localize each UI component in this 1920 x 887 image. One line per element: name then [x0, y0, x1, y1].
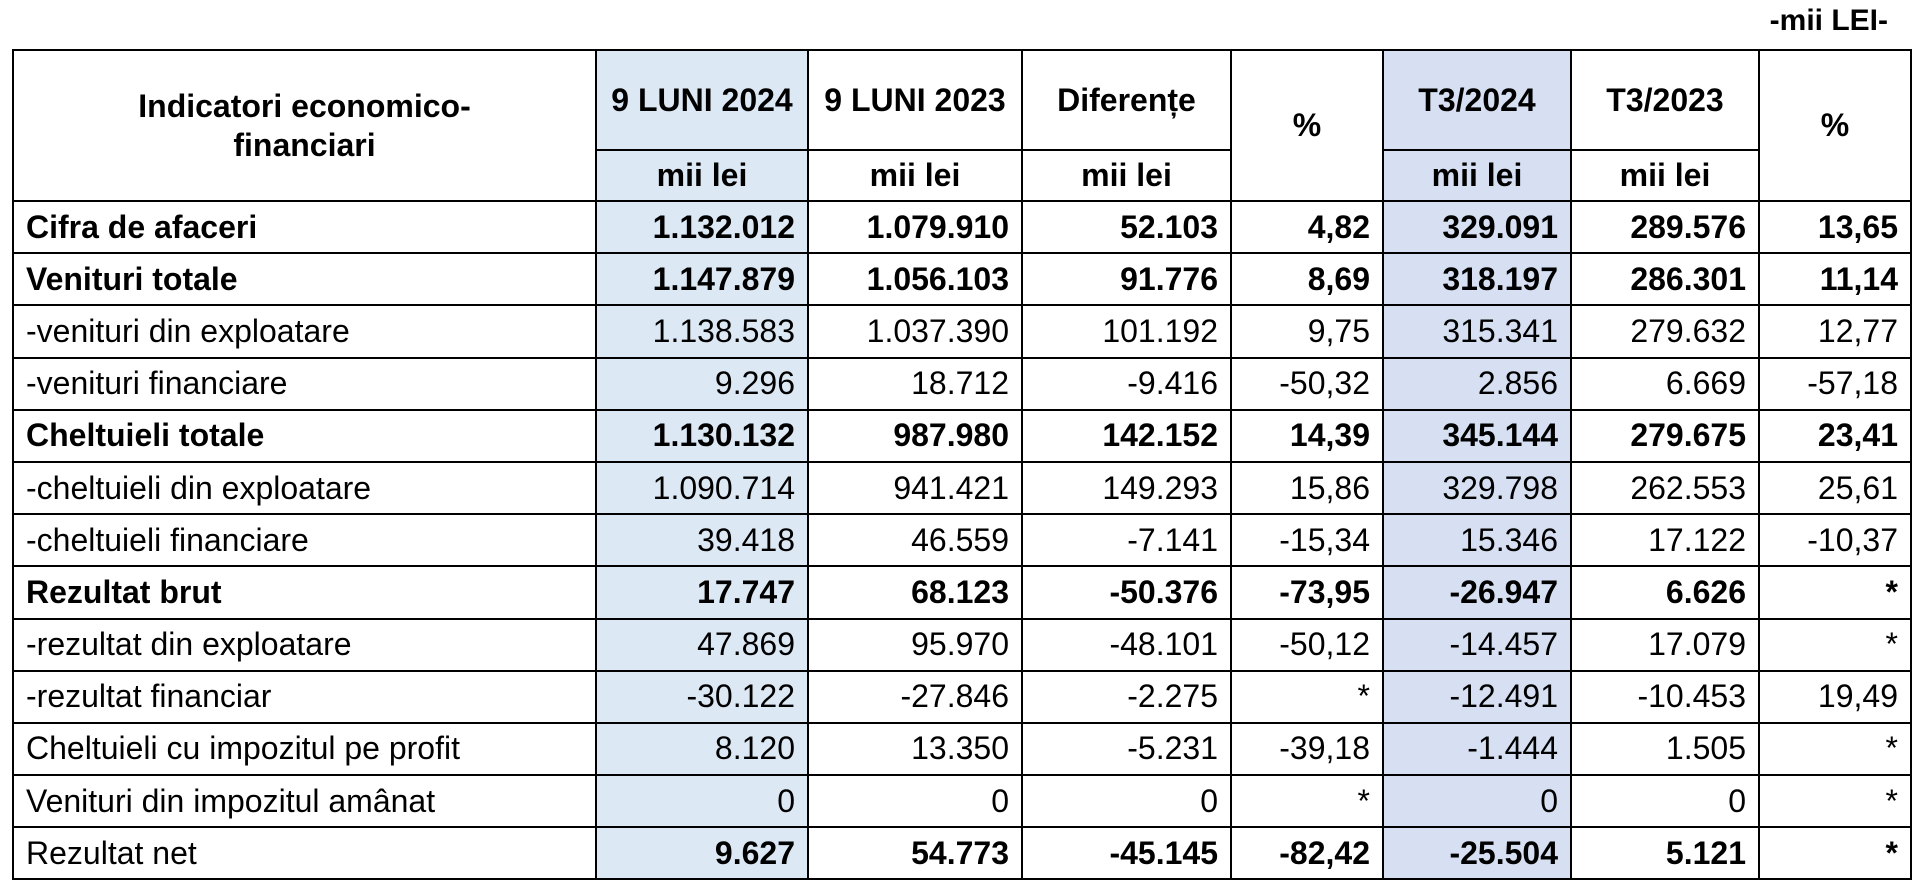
row-value: 0 — [596, 775, 808, 827]
row-label: -venituri din exploatare — [13, 305, 596, 357]
row-value: 279.632 — [1571, 305, 1759, 357]
row-value: -27.846 — [808, 671, 1022, 723]
row-value: -25.504 — [1383, 827, 1571, 879]
row-value: 286.301 — [1571, 253, 1759, 305]
row-label: Venituri din impozitul amânat — [13, 775, 596, 827]
unit-note: -mii LEI- — [1769, 4, 1888, 37]
row-value: * — [1231, 671, 1383, 723]
row-value: -14.457 — [1383, 619, 1571, 671]
row-value: -73,95 — [1231, 566, 1383, 618]
row-value: 17.122 — [1571, 514, 1759, 566]
row-value: -30.122 — [596, 671, 808, 723]
row-value: * — [1759, 775, 1911, 827]
row-value: 987.980 — [808, 410, 1022, 462]
row-value: 6.669 — [1571, 358, 1759, 410]
row-value: -10.453 — [1571, 671, 1759, 723]
table-row — [13, 775, 1911, 827]
table-row — [13, 253, 1911, 305]
row-value: 1.132.012 — [596, 201, 808, 253]
row-value: 941.421 — [808, 462, 1022, 514]
row-value: 17.747 — [596, 566, 808, 618]
header-t3-2024: T3/2024 — [1383, 50, 1571, 150]
row-value: 315.341 — [1383, 305, 1571, 357]
row-value: 13,65 — [1759, 201, 1911, 253]
row-value: 19,49 — [1759, 671, 1911, 723]
row-value: * — [1759, 827, 1911, 879]
row-value: 2.856 — [1383, 358, 1571, 410]
row-value: 262.553 — [1571, 462, 1759, 514]
row-value: 5.121 — [1571, 827, 1759, 879]
row-value: -45.145 — [1022, 827, 1231, 879]
row-value: -82,42 — [1231, 827, 1383, 879]
row-value: 289.576 — [1571, 201, 1759, 253]
table-row — [13, 410, 1911, 462]
row-value: -39,18 — [1231, 723, 1383, 775]
row-value: 4,82 — [1231, 201, 1383, 253]
header-9luni-2023: 9 LUNI 2023 — [808, 50, 1022, 150]
table-row — [13, 305, 1911, 357]
table-row — [13, 619, 1911, 671]
row-value: 9.296 — [596, 358, 808, 410]
table-row — [13, 566, 1911, 618]
row-value: 101.192 — [1022, 305, 1231, 357]
table-row — [13, 827, 1911, 879]
row-value: 8.120 — [596, 723, 808, 775]
row-value: 0 — [1383, 775, 1571, 827]
row-value: 18.712 — [808, 358, 1022, 410]
header-9luni-2024: 9 LUNI 2024 — [596, 50, 808, 150]
table-row — [13, 358, 1911, 410]
row-value: 9.627 — [596, 827, 808, 879]
row-value: 1.079.910 — [808, 201, 1022, 253]
row-value: 6.626 — [1571, 566, 1759, 618]
row-value: 149.293 — [1022, 462, 1231, 514]
row-value: 0 — [808, 775, 1022, 827]
row-value: 12,77 — [1759, 305, 1911, 357]
header-percent-9luni: % — [1231, 50, 1383, 201]
row-value: -1.444 — [1383, 723, 1571, 775]
row-value: -57,18 — [1759, 358, 1911, 410]
row-value: * — [1759, 723, 1911, 775]
row-label: -rezultat financiar — [13, 671, 596, 723]
row-value: 95.970 — [808, 619, 1022, 671]
row-value: 17.079 — [1571, 619, 1759, 671]
row-label: -cheltuieli din exploatare — [13, 462, 596, 514]
row-value: 279.675 — [1571, 410, 1759, 462]
row-value: -9.416 — [1022, 358, 1231, 410]
unit-cell: mii lei — [1571, 150, 1759, 201]
unit-cell: mii lei — [1383, 150, 1571, 201]
row-label: Rezultat brut — [13, 566, 596, 618]
row-value: -10,37 — [1759, 514, 1911, 566]
row-value: -50,32 — [1231, 358, 1383, 410]
row-value: 329.798 — [1383, 462, 1571, 514]
row-value: 39.418 — [596, 514, 808, 566]
row-value: 47.869 — [596, 619, 808, 671]
row-value: 329.091 — [1383, 201, 1571, 253]
table-row — [13, 201, 1911, 253]
table-row — [13, 671, 1911, 723]
unit-cell: mii lei — [1022, 150, 1231, 201]
row-value: -26.947 — [1383, 566, 1571, 618]
row-label: Venituri totale — [13, 253, 596, 305]
row-value: 9,75 — [1231, 305, 1383, 357]
row-value: 15.346 — [1383, 514, 1571, 566]
row-value: 11,14 — [1759, 253, 1911, 305]
row-value: 0 — [1022, 775, 1231, 827]
row-value: 46.559 — [808, 514, 1022, 566]
header-t3-2023: T3/2023 — [1571, 50, 1759, 150]
row-label: -cheltuieli financiare — [13, 514, 596, 566]
table-row — [13, 462, 1911, 514]
unit-cell: mii lei — [596, 150, 808, 201]
row-value: -50,12 — [1231, 619, 1383, 671]
header-indicators: Indicatori economico-financiari — [13, 50, 596, 201]
row-value: * — [1759, 566, 1911, 618]
row-value: 13.350 — [808, 723, 1022, 775]
header-diferente: Diferențe — [1022, 50, 1231, 150]
row-label: Cheltuieli totale — [13, 410, 596, 462]
row-value: 25,61 — [1759, 462, 1911, 514]
header-row — [13, 50, 1911, 150]
row-label: Cifra de afaceri — [13, 201, 596, 253]
row-value: 318.197 — [1383, 253, 1571, 305]
row-label: Rezultat net — [13, 827, 596, 879]
financial-indicators-table — [12, 49, 1912, 880]
row-value: * — [1759, 619, 1911, 671]
row-value: 54.773 — [808, 827, 1022, 879]
row-value: 23,41 — [1759, 410, 1911, 462]
row-value: 8,69 — [1231, 253, 1383, 305]
row-value: -15,34 — [1231, 514, 1383, 566]
row-value: 345.144 — [1383, 410, 1571, 462]
row-value: 1.037.390 — [808, 305, 1022, 357]
row-value: 1.056.103 — [808, 253, 1022, 305]
row-value: 1.130.132 — [596, 410, 808, 462]
row-value: 1.505 — [1571, 723, 1759, 775]
row-value: 15,86 — [1231, 462, 1383, 514]
row-value: * — [1231, 775, 1383, 827]
row-value: -12.491 — [1383, 671, 1571, 723]
header-percent-t3: % — [1759, 50, 1911, 201]
row-value: -7.141 — [1022, 514, 1231, 566]
row-value: 14,39 — [1231, 410, 1383, 462]
row-value: 52.103 — [1022, 201, 1231, 253]
row-value: -5.231 — [1022, 723, 1231, 775]
row-value: 0 — [1571, 775, 1759, 827]
table-row — [13, 514, 1911, 566]
row-value: 91.776 — [1022, 253, 1231, 305]
row-value: 1.138.583 — [596, 305, 808, 357]
row-label: Cheltuieli cu impozitul pe profit — [13, 723, 596, 775]
row-value: 68.123 — [808, 566, 1022, 618]
unit-cell: mii lei — [808, 150, 1022, 201]
row-value: -2.275 — [1022, 671, 1231, 723]
row-value: 1.090.714 — [596, 462, 808, 514]
row-value: 142.152 — [1022, 410, 1231, 462]
table-row — [13, 723, 1911, 775]
table-body — [13, 201, 1911, 879]
row-value: -48.101 — [1022, 619, 1231, 671]
row-value: -50.376 — [1022, 566, 1231, 618]
row-value: 1.147.879 — [596, 253, 808, 305]
row-label: -rezultat din exploatare — [13, 619, 596, 671]
row-label: -venituri financiare — [13, 358, 596, 410]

•••••

• Short task
Turn the material, from the line containing "row-value: 0 — [596, 775, 808, 827]" down through the line containing "row-value: 12,77 — [1759, 305, 1911, 357]", into a Markdown table with the columns No. and Entry, skipping any blank lines. Give only those lines.

• The output
| No. | Entry |
|---|---|
| 1 | row-value: 0 — [596, 775, 808, 827] |
| 2 | row-label: -venituri din exploatare — [13, 305, 596, 357] |
| 3 | row-value: 279.632 — [1571, 305, 1759, 357] |
| 4 | row-value: -27.846 — [808, 671, 1022, 723] |
| 5 | row-value: -25.504 — [1383, 827, 1571, 879] |
| 6 | row-value: 286.301 — [1571, 253, 1759, 305] |
| 7 | row-label: Venituri din impozitul amânat — [13, 775, 596, 827] |
| 8 | unit-note: -mii LEI- — [1769, 4, 1888, 37] |
| 9 | row-value: * — [1231, 671, 1383, 723] |
| 10 | row-value: -14.457 — [1383, 619, 1571, 671] |
| 11 | row-value: -73,95 — [1231, 566, 1383, 618] |
| 12 | row-value: 17.122 — [1571, 514, 1759, 566] |
| 13 | row-value: -30.122 — [596, 671, 808, 723] |
| 14 | row-value: * — [1759, 775, 1911, 827] |
| 15 | row-value: 987.980 — [808, 410, 1022, 462] |
| 16 | row-value: 6.669 — [1571, 358, 1759, 410] |
| 17 | row-value: -10.453 — [1571, 671, 1759, 723] |
| 18 | table-row — [13, 775, 1911, 827] |
| 19 | table-row — [13, 253, 1911, 305] |
| 20 | row-value: 1.132.012 — [596, 201, 808, 253] |
| 21 | row-value: 941.421 — [808, 462, 1022, 514] |
| 22 | row-value: 17.747 — [596, 566, 808, 618] |
| 23 | header-t3-2024: T3/2024 — [1383, 50, 1571, 150] |
| 24 | row-value: 315.341 — [1383, 305, 1571, 357] |
| 25 | row-value: 13,65 — [1759, 201, 1911, 253] |
| 26 | row-value: 19,49 — [1759, 671, 1911, 723] |
| 27 | row-value: * — [1759, 827, 1911, 879] |
| 28 | row-value: 2.856 — [1383, 358, 1571, 410] |
| 29 | row-value: 262.553 — [1571, 462, 1759, 514] |
| 30 | row-value: 5.121 — [1571, 827, 1759, 879] |
| 31 | row-value: -45.145 — [1022, 827, 1231, 879] |
| 32 | row-value: -82,42 — [1231, 827, 1383, 879] |
| 33 | row-value: 289.576 — [1571, 201, 1759, 253] |
| 34 | table-row — [13, 410, 1911, 462] |
| 35 | row-value: -39,18 — [1231, 723, 1383, 775] |
| 36 | row-value: 4,82 — [1231, 201, 1383, 253] |
| 37 | header-9luni-2023: 9 LUNI 2023 — [808, 50, 1022, 150] |
| 38 | table-row — [13, 305, 1911, 357] |
| 39 | table-row — [13, 619, 1911, 671] |
| 40 | row-value: 9.296 — [596, 358, 808, 410] |
| 41 | table-row — [13, 566, 1911, 618] |
| 42 | row-value: 101.192 — [1022, 305, 1231, 357] |
| 43 | table-row — [13, 827, 1911, 879] |
| 44 | row-value: 8.120 — [596, 723, 808, 775] |
| 45 | row-value: 0 — [1383, 775, 1571, 827] |
| 46 | row-value: 18.712 — [808, 358, 1022, 410] |
| 47 | header-9luni-2024: 9 LUNI 2024 — [596, 50, 808, 150] |
| 48 | table-row — [13, 358, 1911, 410] |
| 49 | row-value: 9.627 — [596, 827, 808, 879] |
| 50 | row-value: 1.079.910 — [808, 201, 1022, 253] |
| 51 | row-value: 6.626 — [1571, 566, 1759, 618] |
| 52 | row-value: 149.293 — [1022, 462, 1231, 514] |
| 53 | row-value: 0 — [808, 775, 1022, 827] |
| 54 | row-value: 12,77 — [1759, 305, 1911, 357] |